Set problem:
Reproduce all lines of the listing below in which the word "ORCL" occurs.

Task input:
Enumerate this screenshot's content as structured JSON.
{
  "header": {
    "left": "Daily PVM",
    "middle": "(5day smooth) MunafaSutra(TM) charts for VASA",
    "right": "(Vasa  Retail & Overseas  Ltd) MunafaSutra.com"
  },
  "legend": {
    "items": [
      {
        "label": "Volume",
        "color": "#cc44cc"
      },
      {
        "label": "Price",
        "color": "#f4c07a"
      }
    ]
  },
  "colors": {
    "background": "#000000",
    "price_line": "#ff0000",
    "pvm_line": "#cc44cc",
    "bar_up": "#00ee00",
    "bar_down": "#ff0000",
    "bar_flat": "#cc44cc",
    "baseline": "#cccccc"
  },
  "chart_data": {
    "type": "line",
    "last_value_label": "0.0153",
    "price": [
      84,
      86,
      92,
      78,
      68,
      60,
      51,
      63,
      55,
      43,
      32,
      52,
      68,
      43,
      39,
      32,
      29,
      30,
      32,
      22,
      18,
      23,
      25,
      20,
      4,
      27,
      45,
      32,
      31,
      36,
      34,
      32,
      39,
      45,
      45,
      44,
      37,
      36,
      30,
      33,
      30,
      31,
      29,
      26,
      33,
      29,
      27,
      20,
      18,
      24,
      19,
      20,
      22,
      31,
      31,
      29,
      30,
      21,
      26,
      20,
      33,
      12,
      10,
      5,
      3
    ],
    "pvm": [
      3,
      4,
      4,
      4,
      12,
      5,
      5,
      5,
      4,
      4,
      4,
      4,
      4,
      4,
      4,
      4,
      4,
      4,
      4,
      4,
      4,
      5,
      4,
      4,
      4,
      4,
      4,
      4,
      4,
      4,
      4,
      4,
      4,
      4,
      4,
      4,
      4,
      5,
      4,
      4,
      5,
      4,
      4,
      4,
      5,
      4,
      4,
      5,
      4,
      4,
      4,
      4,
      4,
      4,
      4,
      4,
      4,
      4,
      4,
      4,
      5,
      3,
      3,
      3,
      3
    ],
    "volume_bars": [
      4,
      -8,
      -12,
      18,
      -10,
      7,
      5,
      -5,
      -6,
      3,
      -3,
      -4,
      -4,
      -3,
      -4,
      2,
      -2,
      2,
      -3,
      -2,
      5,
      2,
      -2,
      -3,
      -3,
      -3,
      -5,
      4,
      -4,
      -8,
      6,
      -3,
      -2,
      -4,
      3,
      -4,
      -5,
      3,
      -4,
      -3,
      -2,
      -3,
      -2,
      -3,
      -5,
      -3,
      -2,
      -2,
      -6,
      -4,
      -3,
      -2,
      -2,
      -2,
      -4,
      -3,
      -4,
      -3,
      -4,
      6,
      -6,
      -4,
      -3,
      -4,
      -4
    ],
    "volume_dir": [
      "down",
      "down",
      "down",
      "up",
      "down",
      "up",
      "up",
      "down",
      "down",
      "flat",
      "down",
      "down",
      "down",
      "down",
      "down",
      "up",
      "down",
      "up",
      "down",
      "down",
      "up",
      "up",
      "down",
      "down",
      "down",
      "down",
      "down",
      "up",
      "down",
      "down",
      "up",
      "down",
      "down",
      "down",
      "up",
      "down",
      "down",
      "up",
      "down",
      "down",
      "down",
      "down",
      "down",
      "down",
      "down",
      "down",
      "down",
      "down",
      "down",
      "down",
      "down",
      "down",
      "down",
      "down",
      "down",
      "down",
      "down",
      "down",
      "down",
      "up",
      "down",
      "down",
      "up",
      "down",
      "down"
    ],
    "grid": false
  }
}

==

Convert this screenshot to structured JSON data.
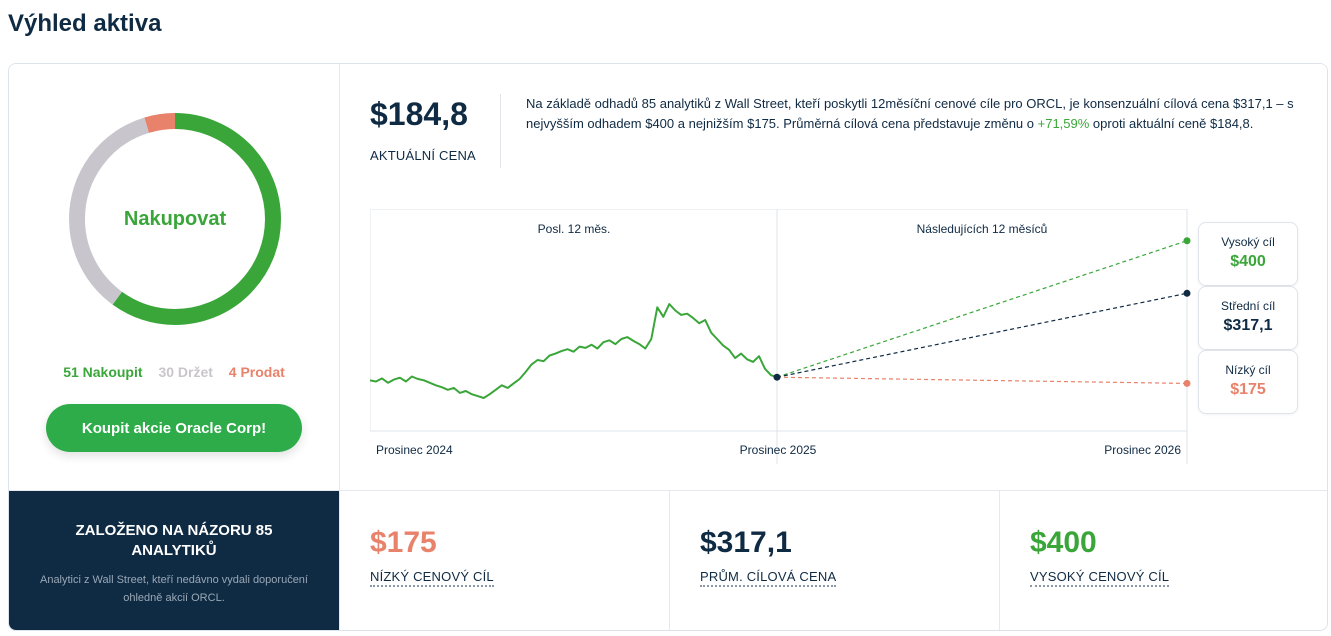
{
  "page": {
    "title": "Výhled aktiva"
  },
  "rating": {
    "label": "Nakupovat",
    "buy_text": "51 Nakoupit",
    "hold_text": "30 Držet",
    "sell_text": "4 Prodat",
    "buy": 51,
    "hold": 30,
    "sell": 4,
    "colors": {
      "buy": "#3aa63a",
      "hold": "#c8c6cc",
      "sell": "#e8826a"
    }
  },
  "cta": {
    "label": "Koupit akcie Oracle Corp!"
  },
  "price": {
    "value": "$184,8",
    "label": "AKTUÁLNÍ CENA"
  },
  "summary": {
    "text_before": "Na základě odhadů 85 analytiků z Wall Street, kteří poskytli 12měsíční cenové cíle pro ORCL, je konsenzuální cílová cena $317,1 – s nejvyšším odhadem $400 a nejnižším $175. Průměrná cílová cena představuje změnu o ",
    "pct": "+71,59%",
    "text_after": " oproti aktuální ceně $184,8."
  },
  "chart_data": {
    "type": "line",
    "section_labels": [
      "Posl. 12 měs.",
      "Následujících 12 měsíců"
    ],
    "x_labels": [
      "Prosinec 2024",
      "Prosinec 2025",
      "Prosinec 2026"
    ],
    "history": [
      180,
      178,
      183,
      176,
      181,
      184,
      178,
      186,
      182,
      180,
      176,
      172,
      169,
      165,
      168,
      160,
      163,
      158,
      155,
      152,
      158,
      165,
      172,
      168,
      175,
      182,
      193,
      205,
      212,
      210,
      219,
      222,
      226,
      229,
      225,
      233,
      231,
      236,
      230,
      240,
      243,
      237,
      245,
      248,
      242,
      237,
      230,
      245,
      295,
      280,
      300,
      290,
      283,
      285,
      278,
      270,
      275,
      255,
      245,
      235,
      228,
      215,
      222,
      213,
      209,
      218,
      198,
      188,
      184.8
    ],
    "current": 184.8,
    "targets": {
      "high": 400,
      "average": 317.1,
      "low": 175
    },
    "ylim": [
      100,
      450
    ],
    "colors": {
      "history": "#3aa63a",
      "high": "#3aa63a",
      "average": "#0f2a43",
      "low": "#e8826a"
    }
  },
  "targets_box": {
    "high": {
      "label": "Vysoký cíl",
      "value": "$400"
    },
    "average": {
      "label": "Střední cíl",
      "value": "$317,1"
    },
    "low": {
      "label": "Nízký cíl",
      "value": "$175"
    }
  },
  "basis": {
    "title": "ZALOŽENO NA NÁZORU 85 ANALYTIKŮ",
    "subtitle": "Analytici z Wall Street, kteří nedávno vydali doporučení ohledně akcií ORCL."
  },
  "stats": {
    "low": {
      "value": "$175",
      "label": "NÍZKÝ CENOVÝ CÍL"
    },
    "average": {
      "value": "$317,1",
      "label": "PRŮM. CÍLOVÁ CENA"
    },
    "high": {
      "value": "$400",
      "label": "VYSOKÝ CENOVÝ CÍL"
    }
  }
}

The answer:
    "text_before": "Na základě odhadů 85 analytiků z Wall Street, kteří poskytli 12měsíční cenové cíle pro ORCL, je konsenzuální cílová cena $317,1 – s nejvyšším odhadem $400 a nejnižším $175. Průměrná cílová cena představuje změnu o ",
    "subtitle": "Analytici z Wall Street, kteří nedávno vydali doporučení ohledně akcií ORCL."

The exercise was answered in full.